═══ Records for the exercise ═══

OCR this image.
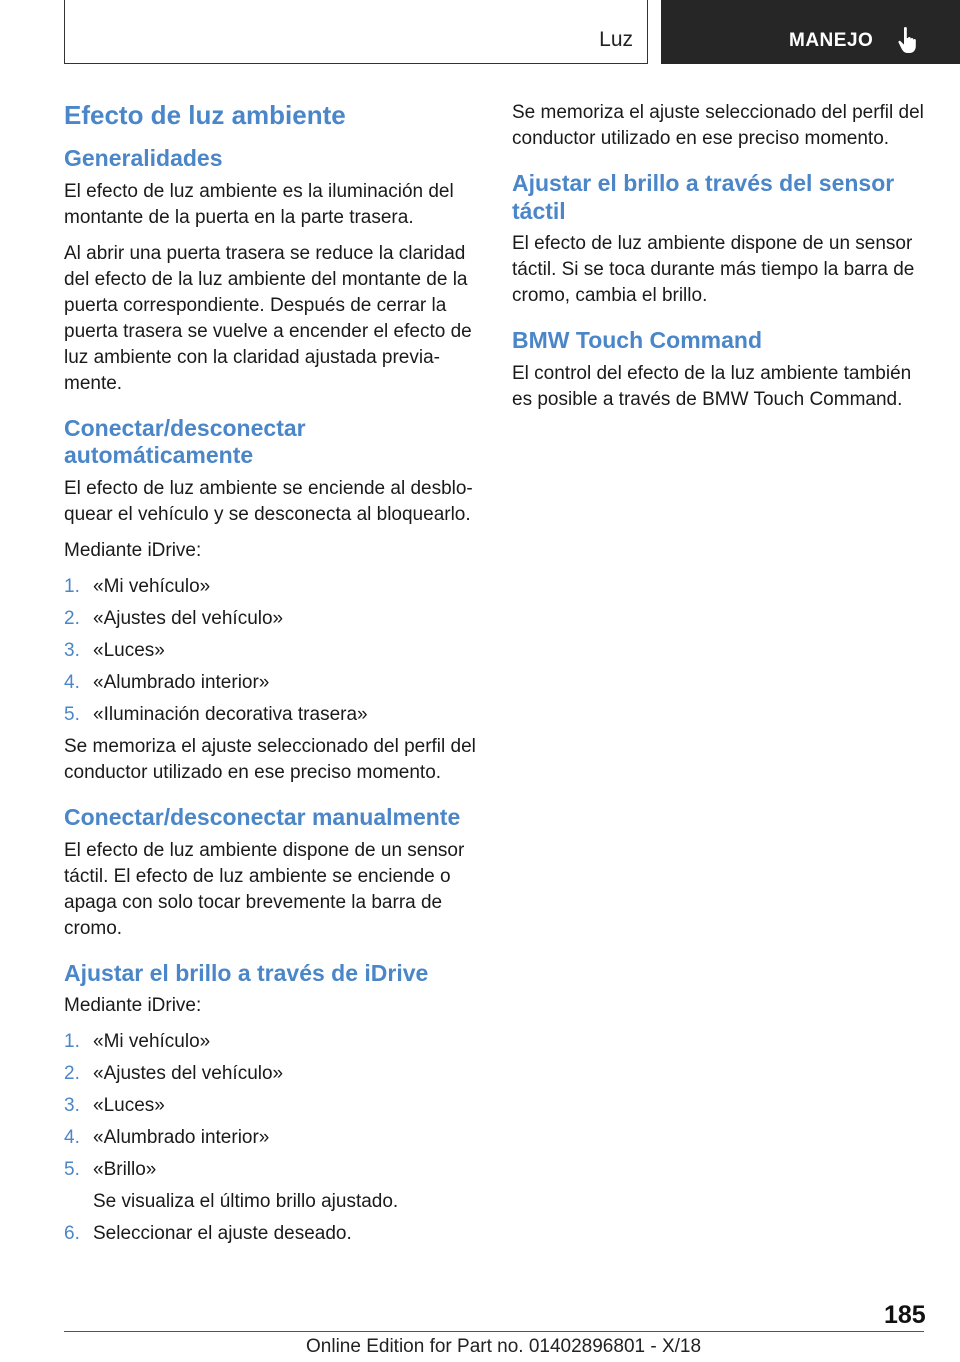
Luz	MANEJO
Efecto de luz ambiente
Generalidades

El efecto de luz ambiente es la iluminación del montante de la puerta en la parte trasera.

Al abrir una puerta trasera se reduce la claridad del efecto de la luz ambiente del montante de la puerta correspondiente. Después de cerrar la puerta trasera se vuelve a encender el efecto de luz ambiente con la claridad ajustada previa‐mente.

Conectar/desconectar automáticamente

El efecto de luz ambiente se enciende al desblo‐quear el vehículo y se desconecta al bloquearlo.

Mediante iDrive:

1. «Mi vehículo»
2. «Ajustes del vehículo»
3. «Luces»
4. «Alumbrado interior»
5. «Iluminación decorativa trasera»

Se memoriza el ajuste seleccionado del perfil del conductor utilizado en ese preciso momento.

Conectar/desconectar manualmente

El efecto de luz ambiente dispone de un sensor táctil. El efecto de luz ambiente se enciende o apaga con solo tocar brevemente la barra de cromo.

Ajustar el brillo a través de iDrive

Mediante iDrive:

1. «Mi vehículo»
2. «Ajustes del vehículo»
3. «Luces»
4. «Alumbrado interior»
5. «Brillo»
Se visualiza el último brillo ajustado.
6. Seleccionar el ajuste deseado.

Se memoriza el ajuste seleccionado del perfil del conductor utilizado en ese preciso momento.

Ajustar el brillo a través del sensor táctil

El efecto de luz ambiente dispone de un sensor táctil. Si se toca durante más tiempo la barra de cromo, cambia el brillo.

BMW Touch Command

El control del efecto de la luz ambiente también es posible a través de BMW Touch Command.

185
Online Edition for Part no. 01402896801 - X/18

═══

Without including any pictures, print all of the material exactly as given.

Solution to the problem:
OCR this image.
Luz	MANEJO
Efecto de luz ambiente
Generalidades

El efecto de luz ambiente es la iluminación del montante de la puerta en la parte trasera.

Al abrir una puerta trasera se reduce la claridad del efecto de la luz ambiente del montante de la puerta correspondiente. Después de cerrar la puerta trasera se vuelve a encender el efecto de luz ambiente con la claridad ajustada previa‐mente.

Conectar/desconectar automáticamente

El efecto de luz ambiente se enciende al desblo‐quear el vehículo y se desconecta al bloquearlo.

Mediante iDrive:

1. «Mi vehículo»
2. «Ajustes del vehículo»
3. «Luces»
4. «Alumbrado interior»
5. «Iluminación decorativa trasera»

Se memoriza el ajuste seleccionado del perfil del conductor utilizado en ese preciso momento.

Conectar/desconectar manualmente

El efecto de luz ambiente dispone de un sensor táctil. El efecto de luz ambiente se enciende o apaga con solo tocar brevemente la barra de cromo.

Ajustar el brillo a través de iDrive

Mediante iDrive:

1. «Mi vehículo»
2. «Ajustes del vehículo»
3. «Luces»
4. «Alumbrado interior»
5. «Brillo»
Se visualiza el último brillo ajustado.
6. Seleccionar el ajuste deseado.

Se memoriza el ajuste seleccionado del perfil del conductor utilizado en ese preciso momento.

Ajustar el brillo a través del sensor táctil

El efecto de luz ambiente dispone de un sensor táctil. Si se toca durante más tiempo la barra de cromo, cambia el brillo.

BMW Touch Command

El control del efecto de la luz ambiente también es posible a través de BMW Touch Command.

185
Online Edition for Part no. 01402896801 - X/18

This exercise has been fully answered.